_Set task_
Set down all of the entries word for word, omitting the images they contain.
════════════════════
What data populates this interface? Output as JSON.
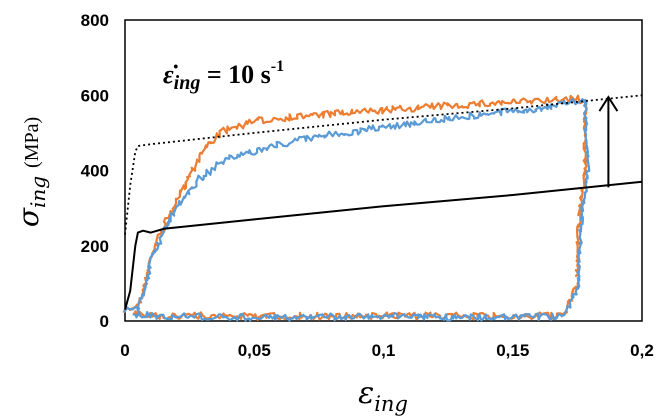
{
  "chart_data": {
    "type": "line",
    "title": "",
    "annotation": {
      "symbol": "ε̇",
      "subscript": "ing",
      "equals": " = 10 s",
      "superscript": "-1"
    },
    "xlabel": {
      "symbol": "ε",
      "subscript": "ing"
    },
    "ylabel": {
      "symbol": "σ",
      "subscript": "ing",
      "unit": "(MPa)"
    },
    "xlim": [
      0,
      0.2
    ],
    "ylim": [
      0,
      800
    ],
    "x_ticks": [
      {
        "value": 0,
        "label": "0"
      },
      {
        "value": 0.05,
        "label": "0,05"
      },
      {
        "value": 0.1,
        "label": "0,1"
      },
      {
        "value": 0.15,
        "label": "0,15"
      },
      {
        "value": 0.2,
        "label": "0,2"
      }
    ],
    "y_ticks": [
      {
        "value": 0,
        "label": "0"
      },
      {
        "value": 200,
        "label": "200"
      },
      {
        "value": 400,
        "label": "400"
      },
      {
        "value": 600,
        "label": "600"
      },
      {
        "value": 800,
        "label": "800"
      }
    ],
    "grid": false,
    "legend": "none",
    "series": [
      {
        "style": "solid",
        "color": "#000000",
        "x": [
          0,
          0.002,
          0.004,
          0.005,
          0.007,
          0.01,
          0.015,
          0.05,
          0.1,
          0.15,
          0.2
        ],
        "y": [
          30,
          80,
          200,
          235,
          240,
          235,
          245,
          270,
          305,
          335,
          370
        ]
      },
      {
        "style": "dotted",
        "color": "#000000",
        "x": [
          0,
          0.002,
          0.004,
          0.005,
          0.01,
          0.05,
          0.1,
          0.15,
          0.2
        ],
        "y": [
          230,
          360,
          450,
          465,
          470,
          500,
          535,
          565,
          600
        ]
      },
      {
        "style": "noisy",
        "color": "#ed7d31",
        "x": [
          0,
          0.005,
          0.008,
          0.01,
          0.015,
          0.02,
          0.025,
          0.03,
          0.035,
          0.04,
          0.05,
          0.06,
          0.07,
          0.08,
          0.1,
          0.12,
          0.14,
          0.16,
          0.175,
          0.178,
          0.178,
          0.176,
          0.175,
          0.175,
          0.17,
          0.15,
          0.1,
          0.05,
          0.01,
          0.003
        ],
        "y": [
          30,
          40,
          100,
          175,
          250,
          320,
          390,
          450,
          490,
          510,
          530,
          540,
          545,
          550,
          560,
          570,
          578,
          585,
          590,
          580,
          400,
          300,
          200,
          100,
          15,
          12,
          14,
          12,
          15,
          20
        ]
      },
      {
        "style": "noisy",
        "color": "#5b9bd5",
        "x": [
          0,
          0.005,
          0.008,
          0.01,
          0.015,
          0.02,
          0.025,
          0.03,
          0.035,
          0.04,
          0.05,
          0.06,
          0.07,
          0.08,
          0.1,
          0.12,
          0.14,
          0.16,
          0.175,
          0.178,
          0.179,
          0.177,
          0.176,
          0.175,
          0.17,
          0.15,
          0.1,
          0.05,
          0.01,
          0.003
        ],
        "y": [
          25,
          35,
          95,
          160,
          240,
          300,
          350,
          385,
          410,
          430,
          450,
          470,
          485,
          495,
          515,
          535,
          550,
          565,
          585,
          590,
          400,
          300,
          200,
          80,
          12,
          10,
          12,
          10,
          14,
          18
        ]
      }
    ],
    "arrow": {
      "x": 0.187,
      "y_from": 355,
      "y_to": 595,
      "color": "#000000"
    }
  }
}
════════════════════
_Output of the exercise_
What data populates this interface? Output as JSON.
{
  "chart_data": {
    "type": "line",
    "title": "",
    "annotation": {
      "symbol": "ε̇",
      "subscript": "ing",
      "equals": " = 10 s",
      "superscript": "-1"
    },
    "xlabel": {
      "symbol": "ε",
      "subscript": "ing"
    },
    "ylabel": {
      "symbol": "σ",
      "subscript": "ing",
      "unit": "(MPa)"
    },
    "xlim": [
      0,
      0.2
    ],
    "ylim": [
      0,
      800
    ],
    "x_ticks": [
      {
        "value": 0,
        "label": "0"
      },
      {
        "value": 0.05,
        "label": "0,05"
      },
      {
        "value": 0.1,
        "label": "0,1"
      },
      {
        "value": 0.15,
        "label": "0,15"
      },
      {
        "value": 0.2,
        "label": "0,2"
      }
    ],
    "y_ticks": [
      {
        "value": 0,
        "label": "0"
      },
      {
        "value": 200,
        "label": "200"
      },
      {
        "value": 400,
        "label": "400"
      },
      {
        "value": 600,
        "label": "600"
      },
      {
        "value": 800,
        "label": "800"
      }
    ],
    "grid": false,
    "legend": "none",
    "series": [
      {
        "style": "solid",
        "color": "#000000",
        "x": [
          0,
          0.002,
          0.004,
          0.005,
          0.007,
          0.01,
          0.015,
          0.05,
          0.1,
          0.15,
          0.2
        ],
        "y": [
          30,
          80,
          200,
          235,
          240,
          235,
          245,
          270,
          305,
          335,
          370
        ]
      },
      {
        "style": "dotted",
        "color": "#000000",
        "x": [
          0,
          0.002,
          0.004,
          0.005,
          0.01,
          0.05,
          0.1,
          0.15,
          0.2
        ],
        "y": [
          230,
          360,
          450,
          465,
          470,
          500,
          535,
          565,
          600
        ]
      },
      {
        "style": "noisy",
        "color": "#ed7d31",
        "x": [
          0,
          0.005,
          0.008,
          0.01,
          0.015,
          0.02,
          0.025,
          0.03,
          0.035,
          0.04,
          0.05,
          0.06,
          0.07,
          0.08,
          0.1,
          0.12,
          0.14,
          0.16,
          0.175,
          0.178,
          0.178,
          0.176,
          0.175,
          0.175,
          0.17,
          0.15,
          0.1,
          0.05,
          0.01,
          0.003
        ],
        "y": [
          30,
          40,
          100,
          175,
          250,
          320,
          390,
          450,
          490,
          510,
          530,
          540,
          545,
          550,
          560,
          570,
          578,
          585,
          590,
          580,
          400,
          300,
          200,
          100,
          15,
          12,
          14,
          12,
          15,
          20
        ]
      },
      {
        "style": "noisy",
        "color": "#5b9bd5",
        "x": [
          0,
          0.005,
          0.008,
          0.01,
          0.015,
          0.02,
          0.025,
          0.03,
          0.035,
          0.04,
          0.05,
          0.06,
          0.07,
          0.08,
          0.1,
          0.12,
          0.14,
          0.16,
          0.175,
          0.178,
          0.179,
          0.177,
          0.176,
          0.175,
          0.17,
          0.15,
          0.1,
          0.05,
          0.01,
          0.003
        ],
        "y": [
          25,
          35,
          95,
          160,
          240,
          300,
          350,
          385,
          410,
          430,
          450,
          470,
          485,
          495,
          515,
          535,
          550,
          565,
          585,
          590,
          400,
          300,
          200,
          80,
          12,
          10,
          12,
          10,
          14,
          18
        ]
      }
    ],
    "arrow": {
      "x": 0.187,
      "y_from": 355,
      "y_to": 595,
      "color": "#000000"
    }
  }
}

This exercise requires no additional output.